▽

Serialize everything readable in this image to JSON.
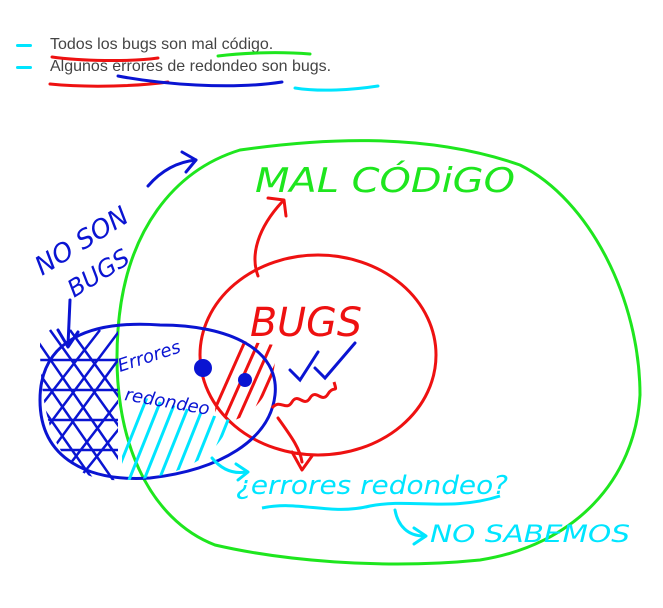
{
  "premises": [
    {
      "text": "Todos los bugs son mal código.",
      "bullet_color": "#00e5ff"
    },
    {
      "text": "Algunos errores de redondeo son bugs.",
      "bullet_color": "#00e5ff"
    }
  ],
  "labels": {
    "mal_codigo": "MAL CÓDiGO",
    "bugs": "BUGS",
    "no_son_bugs_1": "NO SON",
    "no_son_bugs_2": "BUGS",
    "errores_redondeo_1": "Errores",
    "errores_redondeo_2": "redondeo",
    "question": "¿errores redondeo?",
    "no_sabemos": "NO SABEMOS"
  },
  "colors": {
    "mal_codigo": "#1ee61e",
    "bugs": "#ee1111",
    "errores": "#0a14d2",
    "unknown": "#00e5ff",
    "text": "#444444"
  }
}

△

- **Objective**
Restate the full listing verbatim and drop every picture.

- **Written reply**
Serialize everything readable in this image to JSON.
{
  "premises": [
    {
      "text": "Todos los bugs son mal código.",
      "bullet_color": "#00e5ff"
    },
    {
      "text": "Algunos errores de redondeo son bugs.",
      "bullet_color": "#00e5ff"
    }
  ],
  "labels": {
    "mal_codigo": "MAL CÓDiGO",
    "bugs": "BUGS",
    "no_son_bugs_1": "NO SON",
    "no_son_bugs_2": "BUGS",
    "errores_redondeo_1": "Errores",
    "errores_redondeo_2": "redondeo",
    "question": "¿errores redondeo?",
    "no_sabemos": "NO SABEMOS"
  },
  "colors": {
    "mal_codigo": "#1ee61e",
    "bugs": "#ee1111",
    "errores": "#0a14d2",
    "unknown": "#00e5ff",
    "text": "#444444"
  }
}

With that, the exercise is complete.